STORED ROWS
_ _ _

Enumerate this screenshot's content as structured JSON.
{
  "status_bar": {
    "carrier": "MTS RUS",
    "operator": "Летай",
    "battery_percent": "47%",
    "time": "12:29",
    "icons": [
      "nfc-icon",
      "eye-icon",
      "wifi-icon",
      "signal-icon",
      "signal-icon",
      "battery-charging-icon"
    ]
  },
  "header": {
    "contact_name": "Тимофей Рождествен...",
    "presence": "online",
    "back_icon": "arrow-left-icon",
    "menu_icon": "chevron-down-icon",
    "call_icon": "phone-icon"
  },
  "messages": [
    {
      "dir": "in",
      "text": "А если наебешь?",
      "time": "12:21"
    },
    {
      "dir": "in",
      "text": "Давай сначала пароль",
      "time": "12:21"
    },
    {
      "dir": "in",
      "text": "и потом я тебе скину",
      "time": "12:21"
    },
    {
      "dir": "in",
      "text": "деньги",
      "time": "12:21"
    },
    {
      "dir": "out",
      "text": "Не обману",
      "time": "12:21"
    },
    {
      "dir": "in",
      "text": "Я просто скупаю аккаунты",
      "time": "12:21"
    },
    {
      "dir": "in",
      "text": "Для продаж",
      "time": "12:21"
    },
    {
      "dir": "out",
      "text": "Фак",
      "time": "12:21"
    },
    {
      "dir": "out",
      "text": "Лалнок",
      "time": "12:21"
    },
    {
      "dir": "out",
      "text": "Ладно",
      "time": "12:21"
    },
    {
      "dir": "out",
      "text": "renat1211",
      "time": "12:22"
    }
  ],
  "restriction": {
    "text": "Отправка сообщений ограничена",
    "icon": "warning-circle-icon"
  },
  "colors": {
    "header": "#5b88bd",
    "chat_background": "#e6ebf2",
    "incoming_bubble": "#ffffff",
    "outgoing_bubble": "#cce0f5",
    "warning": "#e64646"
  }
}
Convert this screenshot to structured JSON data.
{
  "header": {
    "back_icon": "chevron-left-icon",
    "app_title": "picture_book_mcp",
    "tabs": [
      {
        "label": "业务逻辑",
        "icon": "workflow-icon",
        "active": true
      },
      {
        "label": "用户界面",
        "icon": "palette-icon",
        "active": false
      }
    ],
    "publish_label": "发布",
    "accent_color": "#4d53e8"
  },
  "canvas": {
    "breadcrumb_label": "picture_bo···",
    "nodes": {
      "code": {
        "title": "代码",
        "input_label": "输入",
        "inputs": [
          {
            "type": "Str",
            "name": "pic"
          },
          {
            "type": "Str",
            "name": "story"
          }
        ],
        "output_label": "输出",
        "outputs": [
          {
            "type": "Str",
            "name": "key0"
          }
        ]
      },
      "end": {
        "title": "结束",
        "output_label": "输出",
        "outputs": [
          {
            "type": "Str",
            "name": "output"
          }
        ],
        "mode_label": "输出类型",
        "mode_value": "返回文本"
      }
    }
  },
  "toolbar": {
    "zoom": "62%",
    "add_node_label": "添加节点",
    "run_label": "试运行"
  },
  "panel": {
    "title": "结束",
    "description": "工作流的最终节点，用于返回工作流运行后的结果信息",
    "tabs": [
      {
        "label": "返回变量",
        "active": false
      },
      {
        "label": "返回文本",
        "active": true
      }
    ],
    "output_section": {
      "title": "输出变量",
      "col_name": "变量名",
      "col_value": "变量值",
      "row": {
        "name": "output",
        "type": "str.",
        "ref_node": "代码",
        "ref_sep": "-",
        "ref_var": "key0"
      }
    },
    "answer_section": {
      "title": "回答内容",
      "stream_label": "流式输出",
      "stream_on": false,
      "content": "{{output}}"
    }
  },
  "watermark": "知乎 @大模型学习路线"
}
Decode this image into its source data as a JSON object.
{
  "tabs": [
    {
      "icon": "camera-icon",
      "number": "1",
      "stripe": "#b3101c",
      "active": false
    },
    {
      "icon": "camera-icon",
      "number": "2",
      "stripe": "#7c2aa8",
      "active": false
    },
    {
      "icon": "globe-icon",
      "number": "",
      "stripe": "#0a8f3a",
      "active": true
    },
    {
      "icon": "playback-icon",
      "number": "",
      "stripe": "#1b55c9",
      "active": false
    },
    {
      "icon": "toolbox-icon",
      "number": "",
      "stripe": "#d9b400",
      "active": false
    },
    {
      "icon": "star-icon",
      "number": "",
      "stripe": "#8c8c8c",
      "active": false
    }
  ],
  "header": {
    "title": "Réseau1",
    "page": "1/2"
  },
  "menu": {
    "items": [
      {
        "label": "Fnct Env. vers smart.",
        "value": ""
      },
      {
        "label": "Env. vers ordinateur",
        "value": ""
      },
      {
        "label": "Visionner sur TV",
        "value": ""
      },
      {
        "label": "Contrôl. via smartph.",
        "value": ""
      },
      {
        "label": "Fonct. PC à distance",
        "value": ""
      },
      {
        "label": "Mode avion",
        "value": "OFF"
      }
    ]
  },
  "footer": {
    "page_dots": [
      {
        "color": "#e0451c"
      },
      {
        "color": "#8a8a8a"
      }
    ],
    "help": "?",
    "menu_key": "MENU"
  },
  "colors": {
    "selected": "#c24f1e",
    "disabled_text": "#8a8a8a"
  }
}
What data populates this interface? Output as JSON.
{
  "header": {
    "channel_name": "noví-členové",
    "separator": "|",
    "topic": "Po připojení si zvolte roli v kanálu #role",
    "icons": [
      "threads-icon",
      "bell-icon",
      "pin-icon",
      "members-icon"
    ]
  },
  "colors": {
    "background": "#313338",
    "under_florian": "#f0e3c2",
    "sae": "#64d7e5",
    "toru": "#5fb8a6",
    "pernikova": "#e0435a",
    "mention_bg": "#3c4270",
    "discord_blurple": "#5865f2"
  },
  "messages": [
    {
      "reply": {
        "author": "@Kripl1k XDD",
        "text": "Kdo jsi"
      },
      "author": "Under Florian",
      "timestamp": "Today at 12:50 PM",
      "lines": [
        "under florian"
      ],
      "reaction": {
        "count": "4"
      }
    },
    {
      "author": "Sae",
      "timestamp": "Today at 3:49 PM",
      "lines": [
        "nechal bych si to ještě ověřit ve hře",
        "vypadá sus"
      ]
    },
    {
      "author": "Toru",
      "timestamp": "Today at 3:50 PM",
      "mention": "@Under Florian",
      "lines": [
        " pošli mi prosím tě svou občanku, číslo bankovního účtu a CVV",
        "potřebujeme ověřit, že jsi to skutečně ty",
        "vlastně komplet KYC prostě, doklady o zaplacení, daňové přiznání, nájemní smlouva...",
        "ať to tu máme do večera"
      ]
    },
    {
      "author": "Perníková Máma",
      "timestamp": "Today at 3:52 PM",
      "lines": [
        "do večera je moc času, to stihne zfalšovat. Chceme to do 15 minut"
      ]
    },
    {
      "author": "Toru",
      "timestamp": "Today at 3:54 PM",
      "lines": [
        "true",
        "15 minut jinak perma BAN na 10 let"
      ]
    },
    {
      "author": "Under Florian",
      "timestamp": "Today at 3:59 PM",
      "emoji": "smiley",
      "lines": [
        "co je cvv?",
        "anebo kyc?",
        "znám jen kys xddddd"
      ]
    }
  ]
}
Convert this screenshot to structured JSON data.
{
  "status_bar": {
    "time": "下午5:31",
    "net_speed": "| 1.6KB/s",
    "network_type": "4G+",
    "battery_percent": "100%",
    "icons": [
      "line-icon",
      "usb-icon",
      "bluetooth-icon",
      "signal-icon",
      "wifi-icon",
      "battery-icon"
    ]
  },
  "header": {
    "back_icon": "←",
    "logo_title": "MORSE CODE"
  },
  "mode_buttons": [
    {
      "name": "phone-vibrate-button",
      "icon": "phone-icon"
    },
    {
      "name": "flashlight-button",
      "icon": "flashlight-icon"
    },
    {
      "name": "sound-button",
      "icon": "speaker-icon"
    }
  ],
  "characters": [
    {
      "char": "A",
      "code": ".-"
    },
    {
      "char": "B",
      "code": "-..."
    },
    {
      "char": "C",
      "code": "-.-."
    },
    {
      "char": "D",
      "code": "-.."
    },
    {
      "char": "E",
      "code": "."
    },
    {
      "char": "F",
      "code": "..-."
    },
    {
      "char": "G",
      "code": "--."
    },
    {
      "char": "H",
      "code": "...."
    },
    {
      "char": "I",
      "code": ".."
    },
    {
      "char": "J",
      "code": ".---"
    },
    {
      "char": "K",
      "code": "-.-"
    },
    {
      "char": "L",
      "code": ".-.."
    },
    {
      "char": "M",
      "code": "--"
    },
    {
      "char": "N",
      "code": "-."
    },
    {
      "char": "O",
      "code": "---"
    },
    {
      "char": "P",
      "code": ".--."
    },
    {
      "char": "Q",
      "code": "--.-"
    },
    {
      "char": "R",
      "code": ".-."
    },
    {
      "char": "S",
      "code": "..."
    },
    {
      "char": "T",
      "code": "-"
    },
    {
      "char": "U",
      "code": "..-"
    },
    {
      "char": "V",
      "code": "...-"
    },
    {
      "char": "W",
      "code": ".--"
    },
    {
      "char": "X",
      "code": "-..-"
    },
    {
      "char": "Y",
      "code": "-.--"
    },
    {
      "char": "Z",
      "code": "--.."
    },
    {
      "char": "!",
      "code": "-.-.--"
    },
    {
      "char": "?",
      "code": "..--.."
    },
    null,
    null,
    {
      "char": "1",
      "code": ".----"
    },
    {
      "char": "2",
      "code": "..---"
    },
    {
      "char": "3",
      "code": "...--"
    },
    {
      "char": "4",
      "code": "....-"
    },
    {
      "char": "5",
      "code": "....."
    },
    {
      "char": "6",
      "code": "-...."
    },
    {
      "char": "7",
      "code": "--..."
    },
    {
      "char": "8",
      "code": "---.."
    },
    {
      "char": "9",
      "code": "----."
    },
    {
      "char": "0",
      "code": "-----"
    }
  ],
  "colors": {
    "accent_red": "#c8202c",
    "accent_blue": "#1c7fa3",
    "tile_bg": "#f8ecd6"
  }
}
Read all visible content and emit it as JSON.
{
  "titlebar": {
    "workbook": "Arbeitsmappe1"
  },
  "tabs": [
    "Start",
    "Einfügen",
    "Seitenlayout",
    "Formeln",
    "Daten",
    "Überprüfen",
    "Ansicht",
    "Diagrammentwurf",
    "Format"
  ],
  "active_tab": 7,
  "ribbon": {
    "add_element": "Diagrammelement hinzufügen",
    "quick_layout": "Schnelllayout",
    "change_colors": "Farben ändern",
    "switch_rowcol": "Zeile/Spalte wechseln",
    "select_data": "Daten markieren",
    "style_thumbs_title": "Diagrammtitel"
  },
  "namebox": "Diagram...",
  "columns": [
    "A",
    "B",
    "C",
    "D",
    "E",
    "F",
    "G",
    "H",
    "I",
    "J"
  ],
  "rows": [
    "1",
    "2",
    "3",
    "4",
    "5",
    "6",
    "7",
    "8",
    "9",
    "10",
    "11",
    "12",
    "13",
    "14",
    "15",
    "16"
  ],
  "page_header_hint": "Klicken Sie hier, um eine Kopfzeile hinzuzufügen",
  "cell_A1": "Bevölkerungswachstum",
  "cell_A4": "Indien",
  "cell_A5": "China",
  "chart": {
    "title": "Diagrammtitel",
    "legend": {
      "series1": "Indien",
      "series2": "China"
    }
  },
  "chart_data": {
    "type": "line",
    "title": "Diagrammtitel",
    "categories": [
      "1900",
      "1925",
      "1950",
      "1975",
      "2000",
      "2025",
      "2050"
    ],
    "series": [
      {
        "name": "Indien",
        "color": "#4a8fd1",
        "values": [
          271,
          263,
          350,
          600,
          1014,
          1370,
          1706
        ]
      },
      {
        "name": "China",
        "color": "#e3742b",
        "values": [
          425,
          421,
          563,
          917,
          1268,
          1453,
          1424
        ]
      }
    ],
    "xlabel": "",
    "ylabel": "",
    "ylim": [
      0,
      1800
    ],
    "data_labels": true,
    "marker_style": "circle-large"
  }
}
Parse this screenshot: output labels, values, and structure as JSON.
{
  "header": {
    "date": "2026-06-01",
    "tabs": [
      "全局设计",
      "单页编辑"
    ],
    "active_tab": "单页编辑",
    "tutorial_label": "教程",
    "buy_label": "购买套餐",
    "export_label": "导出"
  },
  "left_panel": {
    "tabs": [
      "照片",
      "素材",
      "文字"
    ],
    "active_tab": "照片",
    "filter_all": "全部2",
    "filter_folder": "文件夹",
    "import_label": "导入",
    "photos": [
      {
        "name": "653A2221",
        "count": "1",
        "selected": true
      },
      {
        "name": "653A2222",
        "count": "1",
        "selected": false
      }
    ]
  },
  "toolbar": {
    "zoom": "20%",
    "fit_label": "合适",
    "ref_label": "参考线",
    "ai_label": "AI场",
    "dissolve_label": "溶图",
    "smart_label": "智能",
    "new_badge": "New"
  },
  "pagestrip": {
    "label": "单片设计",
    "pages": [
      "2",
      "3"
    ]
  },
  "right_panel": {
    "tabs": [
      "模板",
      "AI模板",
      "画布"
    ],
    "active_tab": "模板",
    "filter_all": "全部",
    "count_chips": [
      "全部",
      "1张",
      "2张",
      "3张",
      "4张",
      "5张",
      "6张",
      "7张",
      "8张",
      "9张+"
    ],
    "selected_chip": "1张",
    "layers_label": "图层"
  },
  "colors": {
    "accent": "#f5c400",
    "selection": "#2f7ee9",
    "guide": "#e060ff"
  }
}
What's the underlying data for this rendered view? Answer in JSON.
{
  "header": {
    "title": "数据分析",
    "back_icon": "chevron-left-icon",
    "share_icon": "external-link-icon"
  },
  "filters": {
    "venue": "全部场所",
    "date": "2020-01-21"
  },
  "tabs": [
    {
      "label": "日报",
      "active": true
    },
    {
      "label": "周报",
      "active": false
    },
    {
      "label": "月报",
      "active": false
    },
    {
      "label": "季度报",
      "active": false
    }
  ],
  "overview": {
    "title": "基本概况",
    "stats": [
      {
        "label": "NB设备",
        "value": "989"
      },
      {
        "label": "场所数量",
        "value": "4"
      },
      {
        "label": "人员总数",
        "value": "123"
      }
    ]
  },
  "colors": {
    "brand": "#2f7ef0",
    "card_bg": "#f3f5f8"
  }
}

_ _ _

Which lines of the data above contain "screenshot"? Copy each one.

RESPONSE BELOW
Enumerate this screenshot's content as structured JSON.
Convert this screenshot to structured JSON data.
Convert this screenshot to structured JSON data.
Parse this screenshot: output labels, values, and structure as JSON.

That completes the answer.